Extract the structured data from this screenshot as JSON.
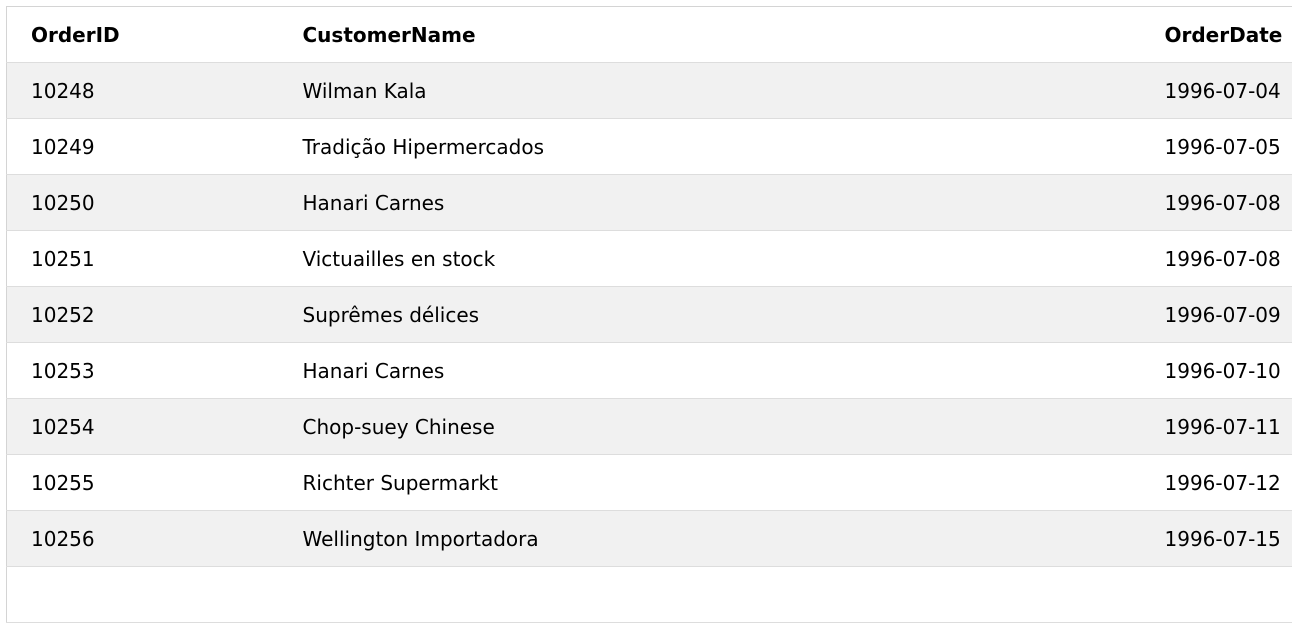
{
  "table": {
    "headers": [
      "OrderID",
      "CustomerName",
      "OrderDate"
    ],
    "rows": [
      [
        "10248",
        "Wilman Kala",
        "1996-07-04"
      ],
      [
        "10249",
        "Tradição Hipermercados",
        "1996-07-05"
      ],
      [
        "10250",
        "Hanari Carnes",
        "1996-07-08"
      ],
      [
        "10251",
        "Victuailles en stock",
        "1996-07-08"
      ],
      [
        "10252",
        "Suprêmes délices",
        "1996-07-09"
      ],
      [
        "10253",
        "Hanari Carnes",
        "1996-07-10"
      ],
      [
        "10254",
        "Chop-suey Chinese",
        "1996-07-11"
      ],
      [
        "10255",
        "Richter Supermarkt",
        "1996-07-12"
      ],
      [
        "10256",
        "Wellington Importadora",
        "1996-07-15"
      ]
    ]
  },
  "colors": {
    "stripe": "#f1f1f1",
    "border": "#dddddd"
  }
}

....................

# Job
Write out every line above exactly as it is, leaving out the pictures.

# The reply
Extract the structured data from this screenshot as JSON.
{
  "table": {
    "headers": [
      "OrderID",
      "CustomerName",
      "OrderDate"
    ],
    "rows": [
      [
        "10248",
        "Wilman Kala",
        "1996-07-04"
      ],
      [
        "10249",
        "Tradição Hipermercados",
        "1996-07-05"
      ],
      [
        "10250",
        "Hanari Carnes",
        "1996-07-08"
      ],
      [
        "10251",
        "Victuailles en stock",
        "1996-07-08"
      ],
      [
        "10252",
        "Suprêmes délices",
        "1996-07-09"
      ],
      [
        "10253",
        "Hanari Carnes",
        "1996-07-10"
      ],
      [
        "10254",
        "Chop-suey Chinese",
        "1996-07-11"
      ],
      [
        "10255",
        "Richter Supermarkt",
        "1996-07-12"
      ],
      [
        "10256",
        "Wellington Importadora",
        "1996-07-15"
      ]
    ]
  },
  "colors": {
    "stripe": "#f1f1f1",
    "border": "#dddddd"
  }
}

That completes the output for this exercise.